Instructions for the task: Drop every picture, then transcribe the remaining data exactly.
----- Source data
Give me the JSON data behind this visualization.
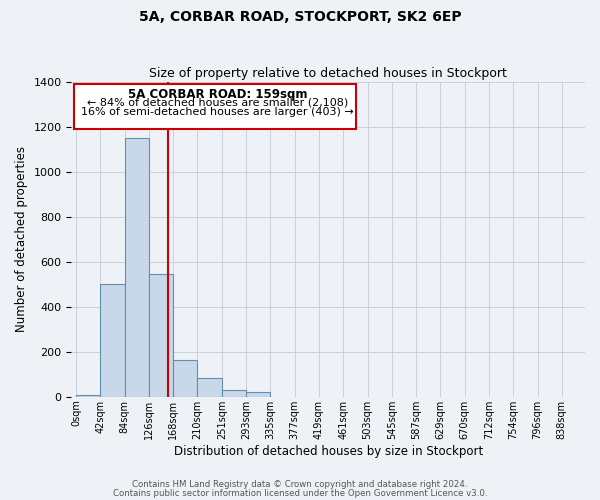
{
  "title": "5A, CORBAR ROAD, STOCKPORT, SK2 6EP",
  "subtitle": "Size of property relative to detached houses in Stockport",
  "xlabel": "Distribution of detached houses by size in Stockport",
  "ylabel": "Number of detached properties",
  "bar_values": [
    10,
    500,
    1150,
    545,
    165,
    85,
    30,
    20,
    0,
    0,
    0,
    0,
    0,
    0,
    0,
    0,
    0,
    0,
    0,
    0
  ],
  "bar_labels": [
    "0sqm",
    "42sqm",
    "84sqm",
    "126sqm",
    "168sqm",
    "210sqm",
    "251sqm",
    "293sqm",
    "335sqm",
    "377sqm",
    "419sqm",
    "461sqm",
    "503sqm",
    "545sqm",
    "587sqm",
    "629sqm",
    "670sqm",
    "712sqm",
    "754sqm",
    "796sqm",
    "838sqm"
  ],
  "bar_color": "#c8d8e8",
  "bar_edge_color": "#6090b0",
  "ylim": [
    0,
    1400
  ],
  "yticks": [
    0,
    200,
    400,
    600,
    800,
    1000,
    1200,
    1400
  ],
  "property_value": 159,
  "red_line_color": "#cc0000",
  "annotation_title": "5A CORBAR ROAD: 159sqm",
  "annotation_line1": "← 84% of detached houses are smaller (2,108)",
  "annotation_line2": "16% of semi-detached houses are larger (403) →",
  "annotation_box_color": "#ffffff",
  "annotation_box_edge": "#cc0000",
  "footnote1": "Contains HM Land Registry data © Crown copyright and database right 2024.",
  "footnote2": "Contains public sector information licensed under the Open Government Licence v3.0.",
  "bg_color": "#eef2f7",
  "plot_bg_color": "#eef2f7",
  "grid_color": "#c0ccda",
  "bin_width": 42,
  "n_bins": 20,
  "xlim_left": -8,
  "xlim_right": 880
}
----------
Solution for this task:
Give me the JSON data behind this visualization.
{
  "title": "5A, CORBAR ROAD, STOCKPORT, SK2 6EP",
  "subtitle": "Size of property relative to detached houses in Stockport",
  "xlabel": "Distribution of detached houses by size in Stockport",
  "ylabel": "Number of detached properties",
  "bar_values": [
    10,
    500,
    1150,
    545,
    165,
    85,
    30,
    20,
    0,
    0,
    0,
    0,
    0,
    0,
    0,
    0,
    0,
    0,
    0,
    0
  ],
  "bar_labels": [
    "0sqm",
    "42sqm",
    "84sqm",
    "126sqm",
    "168sqm",
    "210sqm",
    "251sqm",
    "293sqm",
    "335sqm",
    "377sqm",
    "419sqm",
    "461sqm",
    "503sqm",
    "545sqm",
    "587sqm",
    "629sqm",
    "670sqm",
    "712sqm",
    "754sqm",
    "796sqm",
    "838sqm"
  ],
  "bar_color": "#c8d8e8",
  "bar_edge_color": "#6090b0",
  "ylim": [
    0,
    1400
  ],
  "yticks": [
    0,
    200,
    400,
    600,
    800,
    1000,
    1200,
    1400
  ],
  "property_value": 159,
  "red_line_color": "#cc0000",
  "annotation_title": "5A CORBAR ROAD: 159sqm",
  "annotation_line1": "← 84% of detached houses are smaller (2,108)",
  "annotation_line2": "16% of semi-detached houses are larger (403) →",
  "annotation_box_color": "#ffffff",
  "annotation_box_edge": "#cc0000",
  "footnote1": "Contains HM Land Registry data © Crown copyright and database right 2024.",
  "footnote2": "Contains public sector information licensed under the Open Government Licence v3.0.",
  "bg_color": "#eef2f7",
  "plot_bg_color": "#eef2f7",
  "grid_color": "#c0ccda",
  "bin_width": 42,
  "n_bins": 20,
  "xlim_left": -8,
  "xlim_right": 880
}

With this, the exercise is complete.